(Page content records)
.....

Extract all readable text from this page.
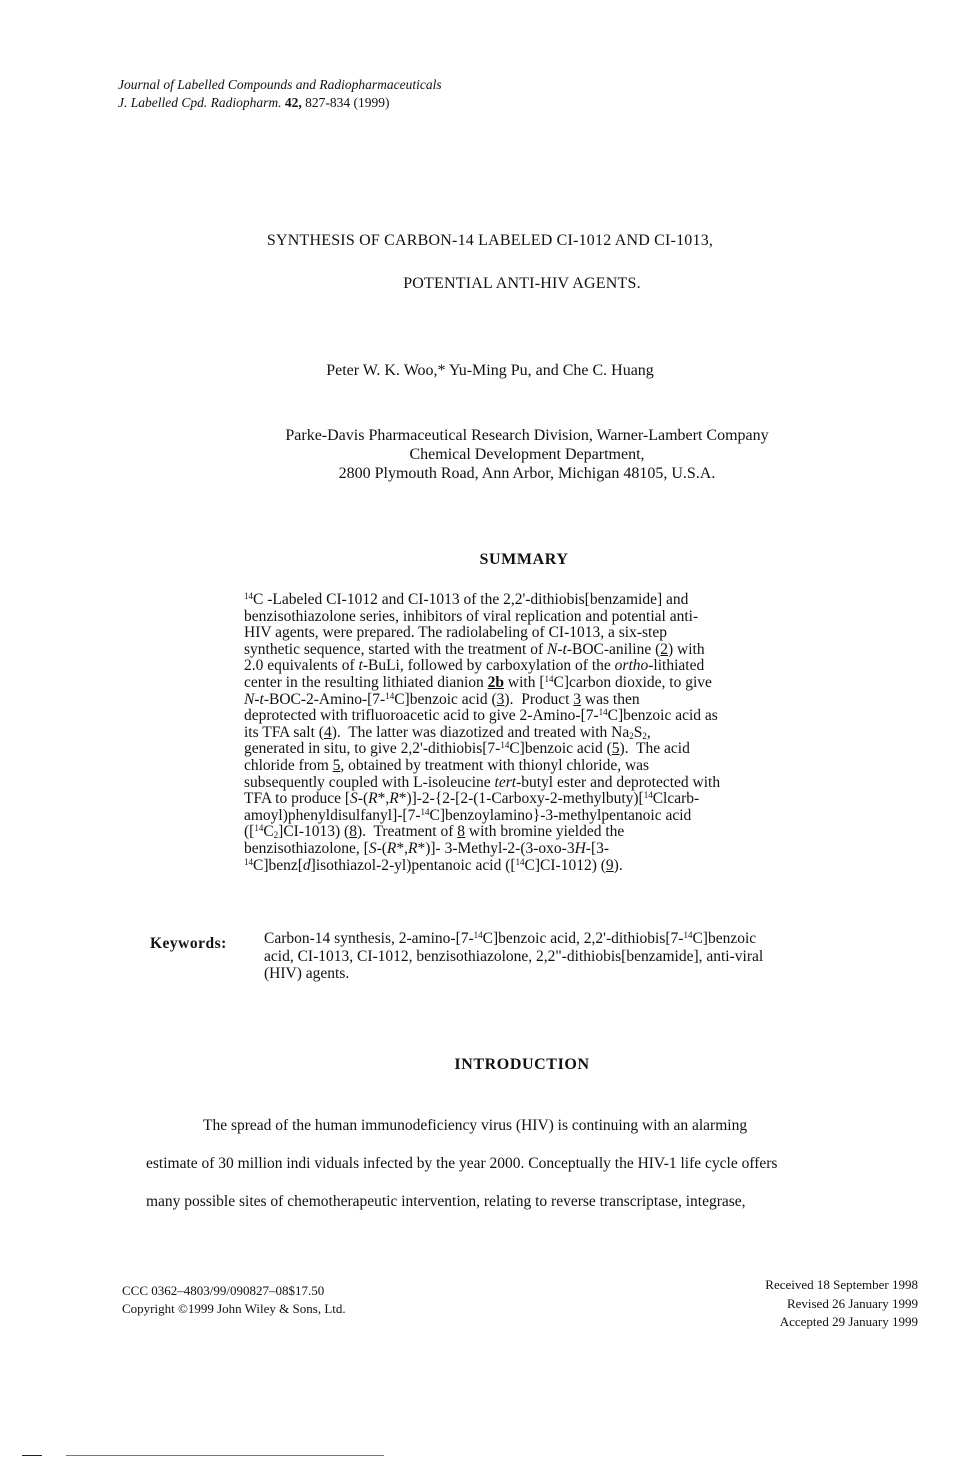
Journal of Labelled Compounds and Radiopharmaceuticals
J. Labelled Cpd. Radiopharm. 42, 827-834 (1999)
SYNTHESIS OF CARBON-14 LABELED CI-1012 AND CI-1013,
POTENTIAL ANTI-HIV AGENTS.
Peter W. K. Woo,* Yu-Ming Pu, and Che C. Huang
Parke-Davis Pharmaceutical Research Division, Warner-Lambert Company
Chemical Development Department,
2800 Plymouth Road, Ann Arbor, Michigan 48105, U.S.A.
SUMMARY
$^{14}$C -Labeled CI-1012 and CI-1013 of the 2,2'-dithiobis[benzamide] and
benzisothiazolone series, inhibitors of viral replication and potential anti-
HIV agents, were prepared. The radiolabeling of CI-1013, a six-step
synthetic sequence, started with the treatment of N-t-BOC-aniline (2) with
2.0 equivalents of t-BuLi, followed by carboxylation of the ortho-lithiated
center in the resulting lithiated dianion 2b with [$^{14}$C]carbon dioxide, to give
N-t-BOC-2-Amino-[7-$^{14}$C]benzoic acid (3).  Product 3 was then
deprotected with trifluoroacetic acid to give 2-Amino-[7-$^{14}$C]benzoic acid as
its TFA salt (4).  The latter was diazotized and treated with $Na_2S_2$,
generated in situ, to give 2,2'-dithiobis[7-$^{14}$C]benzoic acid (5).  The acid
chloride from 5, obtained by treatment with thionyl chloride, was
subsequently coupled with L-isoleucine tert-butyl ester and deprotected with
TFA to produce [S-(R*,R*)]-2-{2-[2-(1-Carboxy-2-methylbuty)[$^{14}$Clcarb-
amoyl)phenyldisulfanyl]-[7-$^{14}$C]benzoylamino}-3-methylpentanoic acid
$([^{14}C_2]CI-1013)$ (8).  Treatment of 8 with bromine yielded the
benzisothiazolone, [S-(R*,R*)]- 3-Methyl-2-(3-oxo-3H-[3-
$^{14}$C]benz[d]isothiazol-2-yl)pentanoic acid ([$^{14}$C]CI-1012) (9).
Keywords: Carbon-14 synthesis, 2-amino-[7-$^{14}$C]benzoic acid, 2,2'-dithiobis[7-$^{14}$C]benzoic
acid, CI-1013, CI-1012, benzisothiazolone, 2,2"-dithiobis[benzamide], anti-viral
(HIV) agents.
INTRODUCTION
The spread of the human immunodeficiency virus (HIV) is continuing with an alarming
estimate of 30 million indi viduals infected by the year 2000. Conceptually the HIV-1 life cycle offers
many possible sites of chemotherapeutic intervention, relating to reverse transcriptase, integrase,
CCC 0362–4803/99/090827–08$17.50
Copyright ©1999 John Wiley & Sons, Ltd.
Received 18 September 1998
Revised 26 January 1999
Accepted 29 January 1999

.....

#### Work to be completed
Print every line above once more, exactly. Omit the pictures.

#### Result
Extract all readable text from this page.
Journal of Labelled Compounds and Radiopharmaceuticals
J. Labelled Cpd. Radiopharm. 42, 827-834 (1999)
SYNTHESIS OF CARBON-14 LABELED CI-1012 AND CI-1013,
POTENTIAL ANTI-HIV AGENTS.
Peter W. K. Woo,* Yu-Ming Pu, and Che C. Huang
Parke-Davis Pharmaceutical Research Division, Warner-Lambert Company
Chemical Development Department,
2800 Plymouth Road, Ann Arbor, Michigan 48105, U.S.A.
SUMMARY
$^{14}$C -Labeled CI-1012 and CI-1013 of the 2,2'-dithiobis[benzamide] and
benzisothiazolone series, inhibitors of viral replication and potential anti-
HIV agents, were prepared. The radiolabeling of CI-1013, a six-step
synthetic sequence, started with the treatment of N-t-BOC-aniline (2) with
2.0 equivalents of t-BuLi, followed by carboxylation of the ortho-lithiated
center in the resulting lithiated dianion 2b with [$^{14}$C]carbon dioxide, to give
N-t-BOC-2-Amino-[7-$^{14}$C]benzoic acid (3).  Product 3 was then
deprotected with trifluoroacetic acid to give 2-Amino-[7-$^{14}$C]benzoic acid as
its TFA salt (4).  The latter was diazotized and treated with $Na_2S_2$,
generated in situ, to give 2,2'-dithiobis[7-$^{14}$C]benzoic acid (5).  The acid
chloride from 5, obtained by treatment with thionyl chloride, was
subsequently coupled with L-isoleucine tert-butyl ester and deprotected with
TFA to produce [S-(R*,R*)]-2-{2-[2-(1-Carboxy-2-methylbuty)[$^{14}$Clcarb-
amoyl)phenyldisulfanyl]-[7-$^{14}$C]benzoylamino}-3-methylpentanoic acid
$([^{14}C_2]CI-1013)$ (8).  Treatment of 8 with bromine yielded the
benzisothiazolone, [S-(R*,R*)]- 3-Methyl-2-(3-oxo-3H-[3-
$^{14}$C]benz[d]isothiazol-2-yl)pentanoic acid ([$^{14}$C]CI-1012) (9).
Keywords: Carbon-14 synthesis, 2-amino-[7-$^{14}$C]benzoic acid, 2,2'-dithiobis[7-$^{14}$C]benzoic
acid, CI-1013, CI-1012, benzisothiazolone, 2,2"-dithiobis[benzamide], anti-viral
(HIV) agents.
INTRODUCTION
The spread of the human immunodeficiency virus (HIV) is continuing with an alarming
estimate of 30 million indi viduals infected by the year 2000. Conceptually the HIV-1 life cycle offers
many possible sites of chemotherapeutic intervention, relating to reverse transcriptase, integrase,
CCC 0362–4803/99/090827–08$17.50
Copyright ©1999 John Wiley & Sons, Ltd.
Received 18 September 1998
Revised 26 January 1999
Accepted 29 January 1999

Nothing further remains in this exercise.